Sezione del documento:
L’articolo pubblicato da la Repubblica sull’ennesima denuncia del Comitato No Ponte, che a Natale scopre l’esistenza di un “monopolio dei privati” nei trasporti sullo Stretto di Messina, lascia a dir poco interdetti, ma ci offre la possibilità di ristabilire un punto di verità che da anni viene eluso nel dibattito pubblico.

Scoprire a Natale che l’attraversamento dello Stretto di Messina è, di fatto, dominato da pochi operatori privati non è una rivelazione. È la presa d’atto, tardiva e imbarazzata, di una realtà che esiste da decenni e che In Progress documenta da anni con studi, analisi e confronti pubblici.

Il sistema dei traghettamenti non è diventato improvvisamente monopolistico: lo è per natura. È un modello chiuso, rigido, incapace di assorbire i picchi di domanda e strutturalmente fondato sulla rendita del tempo e dell’accesso. In questo quadro, la presenza dominante dei privati non è un’anomalia, ma la conseguenza inevitabile dell’assenza di un collegamento stabile.

Record forniti:
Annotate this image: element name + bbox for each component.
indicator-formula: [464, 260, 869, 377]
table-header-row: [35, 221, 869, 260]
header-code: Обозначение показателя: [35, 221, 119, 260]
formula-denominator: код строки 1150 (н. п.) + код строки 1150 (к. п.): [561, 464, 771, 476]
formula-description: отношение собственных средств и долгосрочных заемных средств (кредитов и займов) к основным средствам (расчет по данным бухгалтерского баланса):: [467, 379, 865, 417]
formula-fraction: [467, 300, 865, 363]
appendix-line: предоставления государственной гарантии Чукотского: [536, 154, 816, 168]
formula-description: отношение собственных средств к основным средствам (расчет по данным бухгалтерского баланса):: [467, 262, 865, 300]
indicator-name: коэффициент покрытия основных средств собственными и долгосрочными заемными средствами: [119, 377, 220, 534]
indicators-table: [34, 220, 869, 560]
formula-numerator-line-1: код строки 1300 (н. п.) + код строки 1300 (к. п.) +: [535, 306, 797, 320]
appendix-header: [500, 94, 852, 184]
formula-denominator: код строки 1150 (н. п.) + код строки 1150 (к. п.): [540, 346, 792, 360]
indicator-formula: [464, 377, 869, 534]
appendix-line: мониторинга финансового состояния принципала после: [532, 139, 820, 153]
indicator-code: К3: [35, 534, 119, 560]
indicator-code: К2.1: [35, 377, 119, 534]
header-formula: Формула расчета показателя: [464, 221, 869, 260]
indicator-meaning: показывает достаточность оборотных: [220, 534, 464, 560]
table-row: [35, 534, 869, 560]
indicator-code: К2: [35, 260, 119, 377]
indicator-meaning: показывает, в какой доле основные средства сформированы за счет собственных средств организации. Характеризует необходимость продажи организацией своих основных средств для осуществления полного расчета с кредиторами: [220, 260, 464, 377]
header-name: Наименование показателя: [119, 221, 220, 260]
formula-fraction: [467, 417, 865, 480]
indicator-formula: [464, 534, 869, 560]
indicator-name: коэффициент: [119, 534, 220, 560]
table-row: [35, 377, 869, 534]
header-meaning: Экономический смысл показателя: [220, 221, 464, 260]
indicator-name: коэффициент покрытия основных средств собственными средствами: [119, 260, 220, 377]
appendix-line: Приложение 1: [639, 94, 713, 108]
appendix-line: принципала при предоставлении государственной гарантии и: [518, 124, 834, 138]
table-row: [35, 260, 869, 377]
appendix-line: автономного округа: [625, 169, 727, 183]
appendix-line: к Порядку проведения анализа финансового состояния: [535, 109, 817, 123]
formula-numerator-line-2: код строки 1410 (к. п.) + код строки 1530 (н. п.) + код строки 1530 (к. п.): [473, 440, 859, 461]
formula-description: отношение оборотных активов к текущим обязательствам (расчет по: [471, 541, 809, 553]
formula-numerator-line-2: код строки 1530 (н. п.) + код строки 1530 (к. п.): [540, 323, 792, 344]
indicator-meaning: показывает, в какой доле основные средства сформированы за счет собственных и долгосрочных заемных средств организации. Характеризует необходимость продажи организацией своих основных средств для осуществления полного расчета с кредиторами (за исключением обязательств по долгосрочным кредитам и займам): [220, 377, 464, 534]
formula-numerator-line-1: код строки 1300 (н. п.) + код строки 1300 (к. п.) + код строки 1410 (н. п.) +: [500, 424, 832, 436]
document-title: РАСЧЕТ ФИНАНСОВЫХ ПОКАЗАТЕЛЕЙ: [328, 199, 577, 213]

Consegna:
Prosegui il testo sui traghettamenti nello Stretto di Messina a partire dalla sua ultima frase.

Risposta:
Un monopolio che può rompersi colo con il Ponte

Qui sta l’ipocrisia della denuncia dei No Ponte. Chi per anni ha combattuto ogni ipotesi di superamento strutturale dello Stretto oggi si scandalizza per gli effetti di quella stessa scelta. È come difendere una strada sterrata per ragioni “ambientali” e poi protestare perché il traffico è lento, costoso e inquinante.

La verità è semplice e scomoda: l’unico modo reale di rompere i monopoli sullo Stretto è realizzare il Ponte. Non perché il Ponte sia una scorciatoia ideologica, ma perché è l’unico strumento che elimina il collo di bottiglia. Finché l’attraversamento resta affidato a navi, banchine e finestre orarie, qualcuno controllerà l’accesso. E chi controlla l’accesso controlla il mercato.

Il Ponte, al contrario, introduce continuità. Trasforma lo Stretto da barriera a passaggio. Abolisce la rendita del tempo perso, riduce drasticamente l’arbitrarietà del servizio, integra Sicilia e Calabria nei flussi nazionali ed europei. In altre parole, restituisce concorrenza dove oggi esiste solo dipendenza.

Il finto ambientalismo dei no Ponte

Anche sul piano ambientale, l’opposizione al Ponte continua a muoversi più per slogan che per dati. Il traffico navale concentrato, le lunghe attese, le deviazioni forzate e l’inefficienza complessiva producono un impatto che viene sistematicamente rimosso dal racconto No Ponte. Difendere l’esistente non significa proteggere l’ambiente: spesso significa solo proteggere un sottosviluppo già pagato a caro prezzo da cittadini e imprese.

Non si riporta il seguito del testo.